**本文:**
普段からショウガ・ネギ・ニラ・ニンニク・シナモンなど温めるものを料理に常用するようにしましょう。
体を冷やすというのはすべての不調の原因になります。
自分でできることは改善して、それでも足りない場合は漢方薬の出番です。
トウキやカンキョウ・ケイシの入った漢方で体を温めましょう。
血液を消耗する生活習慣を見直しましょう
女性は「血」を消耗させないことが重要です。
現代の生活は「血」を消耗する要素がたくさんあります。
スマホやパソコンをかなりの時間使っている人が多いと思いますが、目を酷使することで「血」が消耗するのです。
そのうえ就寝時間が遅いと、「血」が補われません。同時に脳にストレスがかかるため、正常なホルモンの指令にも影響が出てくる可能性もあります。
妊娠のためには
・電子機器の画面を見る時間をなるべく少なくする。
・夜は10時就寝を目標にする。
・タンパク質と色の濃い野菜や果物をしっかりとる。
・入浴は湯船につかって体を温めリラックスさせる。
を心がけましょう。
質の良い睡眠がとれていないと感じる方は、まず寝る前に蜂蜜をティースプーン1杯なめて寝てみてください。
あるいは血液を補い睡眠の質を高める漢方薬である「心脾顆粒」が安眠に導いてくれます。
体にとり入れるものに気を配ろう
妊娠に必要なミネラルの摂取を心がけましょう
不妊カウンセリングで食事について質問すると、大抵の方は栄養が足りていません。
夕食はタンパク質、野菜、炭水化物と比較的バランスよくとっている方が多いのですが、朝・昼はあまり考えずに空腹を満たすだけというような食事の方も結構多いのです。
新しい命を授かるというのはとてもエネルギーのいることなのです。

**分析用データ:**
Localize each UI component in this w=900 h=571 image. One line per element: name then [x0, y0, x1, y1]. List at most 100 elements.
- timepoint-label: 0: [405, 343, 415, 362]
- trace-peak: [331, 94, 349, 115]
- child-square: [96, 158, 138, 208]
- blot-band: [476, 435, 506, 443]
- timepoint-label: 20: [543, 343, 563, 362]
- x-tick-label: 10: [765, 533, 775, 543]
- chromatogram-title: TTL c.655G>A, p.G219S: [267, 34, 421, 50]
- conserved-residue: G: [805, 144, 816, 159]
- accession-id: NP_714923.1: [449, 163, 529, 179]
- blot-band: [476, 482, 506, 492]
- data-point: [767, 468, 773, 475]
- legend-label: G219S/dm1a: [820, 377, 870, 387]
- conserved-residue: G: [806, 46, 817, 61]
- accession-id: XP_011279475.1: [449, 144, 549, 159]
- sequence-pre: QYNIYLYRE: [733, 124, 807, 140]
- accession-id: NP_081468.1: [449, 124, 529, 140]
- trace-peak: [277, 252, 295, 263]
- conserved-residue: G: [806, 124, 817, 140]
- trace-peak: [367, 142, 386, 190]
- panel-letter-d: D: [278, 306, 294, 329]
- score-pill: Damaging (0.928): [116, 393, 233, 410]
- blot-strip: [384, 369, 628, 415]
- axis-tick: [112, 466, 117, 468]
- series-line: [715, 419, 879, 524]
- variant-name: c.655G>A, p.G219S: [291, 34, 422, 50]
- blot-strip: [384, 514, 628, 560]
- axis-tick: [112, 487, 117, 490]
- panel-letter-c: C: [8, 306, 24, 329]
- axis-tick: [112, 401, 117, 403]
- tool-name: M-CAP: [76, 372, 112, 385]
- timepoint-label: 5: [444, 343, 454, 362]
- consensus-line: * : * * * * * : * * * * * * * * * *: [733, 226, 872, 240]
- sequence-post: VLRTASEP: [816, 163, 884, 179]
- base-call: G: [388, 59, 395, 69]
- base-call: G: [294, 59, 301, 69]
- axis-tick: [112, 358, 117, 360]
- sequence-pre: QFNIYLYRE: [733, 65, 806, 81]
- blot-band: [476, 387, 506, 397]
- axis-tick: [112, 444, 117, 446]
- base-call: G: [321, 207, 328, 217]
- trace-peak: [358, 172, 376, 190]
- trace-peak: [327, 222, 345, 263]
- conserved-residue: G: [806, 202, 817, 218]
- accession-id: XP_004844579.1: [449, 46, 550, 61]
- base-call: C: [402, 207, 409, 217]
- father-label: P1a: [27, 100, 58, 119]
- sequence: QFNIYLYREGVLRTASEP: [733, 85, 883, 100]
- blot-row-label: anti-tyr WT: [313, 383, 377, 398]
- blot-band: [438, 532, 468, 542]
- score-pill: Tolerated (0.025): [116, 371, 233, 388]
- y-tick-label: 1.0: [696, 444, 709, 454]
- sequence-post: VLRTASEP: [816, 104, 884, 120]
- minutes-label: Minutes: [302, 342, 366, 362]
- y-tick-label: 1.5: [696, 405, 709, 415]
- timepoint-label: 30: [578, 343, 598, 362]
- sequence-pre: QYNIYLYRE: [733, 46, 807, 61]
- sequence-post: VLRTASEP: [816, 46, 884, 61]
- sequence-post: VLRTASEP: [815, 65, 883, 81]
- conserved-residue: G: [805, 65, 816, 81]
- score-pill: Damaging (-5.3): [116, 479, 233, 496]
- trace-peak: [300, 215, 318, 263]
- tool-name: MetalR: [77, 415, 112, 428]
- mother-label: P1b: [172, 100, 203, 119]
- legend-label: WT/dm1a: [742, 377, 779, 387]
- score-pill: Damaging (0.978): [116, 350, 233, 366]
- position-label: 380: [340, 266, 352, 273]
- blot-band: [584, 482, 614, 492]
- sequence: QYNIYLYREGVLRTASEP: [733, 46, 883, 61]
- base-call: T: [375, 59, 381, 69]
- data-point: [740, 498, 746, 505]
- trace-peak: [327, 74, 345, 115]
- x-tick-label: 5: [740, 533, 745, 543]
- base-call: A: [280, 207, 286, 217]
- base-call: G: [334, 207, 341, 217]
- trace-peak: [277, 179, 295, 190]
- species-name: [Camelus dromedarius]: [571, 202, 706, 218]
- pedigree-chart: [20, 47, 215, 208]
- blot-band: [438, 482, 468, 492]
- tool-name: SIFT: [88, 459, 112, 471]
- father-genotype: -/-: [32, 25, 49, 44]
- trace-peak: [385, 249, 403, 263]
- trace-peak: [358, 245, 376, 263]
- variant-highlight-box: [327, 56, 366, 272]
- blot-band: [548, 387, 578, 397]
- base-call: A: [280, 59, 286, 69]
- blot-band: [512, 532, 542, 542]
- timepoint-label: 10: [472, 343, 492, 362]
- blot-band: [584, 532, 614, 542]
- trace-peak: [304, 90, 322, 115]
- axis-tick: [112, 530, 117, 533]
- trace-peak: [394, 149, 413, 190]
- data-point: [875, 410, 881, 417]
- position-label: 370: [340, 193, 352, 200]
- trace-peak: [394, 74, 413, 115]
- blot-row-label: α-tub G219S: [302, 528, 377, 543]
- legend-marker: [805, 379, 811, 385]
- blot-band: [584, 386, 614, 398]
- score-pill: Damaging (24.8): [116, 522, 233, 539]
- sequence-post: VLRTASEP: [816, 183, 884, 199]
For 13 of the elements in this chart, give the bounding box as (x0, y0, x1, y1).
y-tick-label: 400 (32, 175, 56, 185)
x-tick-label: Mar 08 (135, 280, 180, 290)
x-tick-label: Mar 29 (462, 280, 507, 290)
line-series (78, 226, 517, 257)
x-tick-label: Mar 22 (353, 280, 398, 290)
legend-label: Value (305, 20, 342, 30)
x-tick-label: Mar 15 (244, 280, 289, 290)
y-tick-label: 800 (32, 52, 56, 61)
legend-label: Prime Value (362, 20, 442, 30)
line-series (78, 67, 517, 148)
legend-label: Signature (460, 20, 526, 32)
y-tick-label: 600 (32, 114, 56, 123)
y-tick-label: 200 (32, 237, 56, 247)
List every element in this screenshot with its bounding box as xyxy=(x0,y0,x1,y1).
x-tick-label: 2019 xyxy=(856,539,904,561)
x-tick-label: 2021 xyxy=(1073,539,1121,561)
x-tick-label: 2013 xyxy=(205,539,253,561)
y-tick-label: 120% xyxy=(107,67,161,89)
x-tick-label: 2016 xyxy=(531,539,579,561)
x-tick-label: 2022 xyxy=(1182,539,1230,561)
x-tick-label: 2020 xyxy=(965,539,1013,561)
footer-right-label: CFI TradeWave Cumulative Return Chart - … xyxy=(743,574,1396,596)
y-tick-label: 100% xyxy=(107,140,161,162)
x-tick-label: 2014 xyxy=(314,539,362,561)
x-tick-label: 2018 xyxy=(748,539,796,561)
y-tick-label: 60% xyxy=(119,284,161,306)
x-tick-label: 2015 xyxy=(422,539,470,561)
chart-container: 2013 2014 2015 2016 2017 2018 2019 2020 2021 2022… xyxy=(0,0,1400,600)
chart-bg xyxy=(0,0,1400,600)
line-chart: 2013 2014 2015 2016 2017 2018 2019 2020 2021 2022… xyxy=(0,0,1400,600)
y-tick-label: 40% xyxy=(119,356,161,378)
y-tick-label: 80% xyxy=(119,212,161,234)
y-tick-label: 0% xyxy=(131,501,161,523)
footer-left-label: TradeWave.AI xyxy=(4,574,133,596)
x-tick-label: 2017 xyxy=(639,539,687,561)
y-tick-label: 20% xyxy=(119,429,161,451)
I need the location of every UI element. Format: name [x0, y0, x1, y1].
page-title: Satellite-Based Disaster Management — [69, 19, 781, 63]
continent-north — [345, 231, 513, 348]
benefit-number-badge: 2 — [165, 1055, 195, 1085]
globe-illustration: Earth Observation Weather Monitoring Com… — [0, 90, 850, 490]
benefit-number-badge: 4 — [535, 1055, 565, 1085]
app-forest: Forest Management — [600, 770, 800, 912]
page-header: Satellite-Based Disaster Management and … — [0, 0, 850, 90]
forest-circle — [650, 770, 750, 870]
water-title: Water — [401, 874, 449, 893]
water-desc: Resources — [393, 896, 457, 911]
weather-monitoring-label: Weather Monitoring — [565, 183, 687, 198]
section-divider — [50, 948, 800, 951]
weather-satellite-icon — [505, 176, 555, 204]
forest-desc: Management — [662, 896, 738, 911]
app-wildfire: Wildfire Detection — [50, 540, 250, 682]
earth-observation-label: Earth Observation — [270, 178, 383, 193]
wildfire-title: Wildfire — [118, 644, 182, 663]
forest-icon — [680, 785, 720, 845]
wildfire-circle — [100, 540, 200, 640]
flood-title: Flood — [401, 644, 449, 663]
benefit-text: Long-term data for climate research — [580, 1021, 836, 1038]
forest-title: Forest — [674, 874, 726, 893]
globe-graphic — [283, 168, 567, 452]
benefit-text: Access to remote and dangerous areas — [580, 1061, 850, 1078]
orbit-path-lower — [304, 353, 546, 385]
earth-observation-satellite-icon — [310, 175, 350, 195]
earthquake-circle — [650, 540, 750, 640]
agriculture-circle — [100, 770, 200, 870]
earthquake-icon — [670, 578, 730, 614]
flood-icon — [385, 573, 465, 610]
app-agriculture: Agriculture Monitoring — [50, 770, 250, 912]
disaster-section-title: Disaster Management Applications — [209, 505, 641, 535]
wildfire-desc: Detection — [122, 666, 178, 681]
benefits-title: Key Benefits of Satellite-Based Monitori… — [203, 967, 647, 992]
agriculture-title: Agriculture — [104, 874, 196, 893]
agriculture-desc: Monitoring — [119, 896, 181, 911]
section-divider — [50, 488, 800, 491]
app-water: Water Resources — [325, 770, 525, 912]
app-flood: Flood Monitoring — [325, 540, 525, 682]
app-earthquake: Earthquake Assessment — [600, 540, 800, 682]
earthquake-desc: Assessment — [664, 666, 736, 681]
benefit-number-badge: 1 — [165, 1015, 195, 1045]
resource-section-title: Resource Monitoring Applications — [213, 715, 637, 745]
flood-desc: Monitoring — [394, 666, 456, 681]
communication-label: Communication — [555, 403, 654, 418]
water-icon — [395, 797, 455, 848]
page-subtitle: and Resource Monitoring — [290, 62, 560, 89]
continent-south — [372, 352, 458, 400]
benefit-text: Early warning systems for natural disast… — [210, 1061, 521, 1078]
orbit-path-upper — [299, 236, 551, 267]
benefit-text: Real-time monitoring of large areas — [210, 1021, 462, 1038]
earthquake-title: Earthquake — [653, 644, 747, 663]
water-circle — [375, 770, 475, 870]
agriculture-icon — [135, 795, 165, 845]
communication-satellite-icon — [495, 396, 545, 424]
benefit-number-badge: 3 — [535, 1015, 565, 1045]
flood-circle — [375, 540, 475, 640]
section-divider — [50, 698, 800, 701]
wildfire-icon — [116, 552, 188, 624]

**練習課題:**
[A] 本文について、次の問いに答えてください。
(i) 目を酷使すると何が消耗するとされていますか。
(ii) 夜は何時の就寝を目標にするとされていますか。
(iii) 質の良い睡眠がとれていないと感じる方が、寝る前にまず試すこととして何が挙げられていますか。
[B] 次の各文が本文の内容と合っているかどうか、はいかいいえで答え、根拠となる本文の語句をそのまま引用してください。
(i) 体を冷やすことはすべての不調の原因になる。
(ii) 夕食の栄養バランスが悪い人が多い。
(iii) 入浴はシャワーで済ませるのがよい。
[C] 本文のうち、「体にとり入れるものに気を配ろう」と「新しい命を授かるというのはとてもエネルギーのいることなのです。」の間を、両端の語句も含めてそのまま書き写してください。
データは本文とは別の出典から取ったものです。

**解答一覧:**
[A]
(i) 「血」
(ii) 10時
(iii) 蜂蜜をティースプーン1杯なめて寝ること

[B]
(i) はい。「体を冷やすというのはすべての不調の原因になります。」
(ii) いいえ。「夕食はタンパク質、野菜、炭水化物と比較的バランスよくとっている方が多いのですが」
(iii) いいえ。「入浴は湯船につかって体を温めリラックスさせる。」

[C]
体にとり入れるものに気を配ろう
妊娠に必要なミネラルの摂取を心がけましょう
不妊カウンセリングで食事について質問すると、大抵の方は栄養が足りていません。
夕食はタンパク質、野菜、炭水化物と比較的バランスよくとっている方が多いのですが、朝・昼はあまり考えずに空腹を満たすだけというような食事の方も結構多いのです。
新しい命を授かるというのはとてもエネルギーのいることなのです。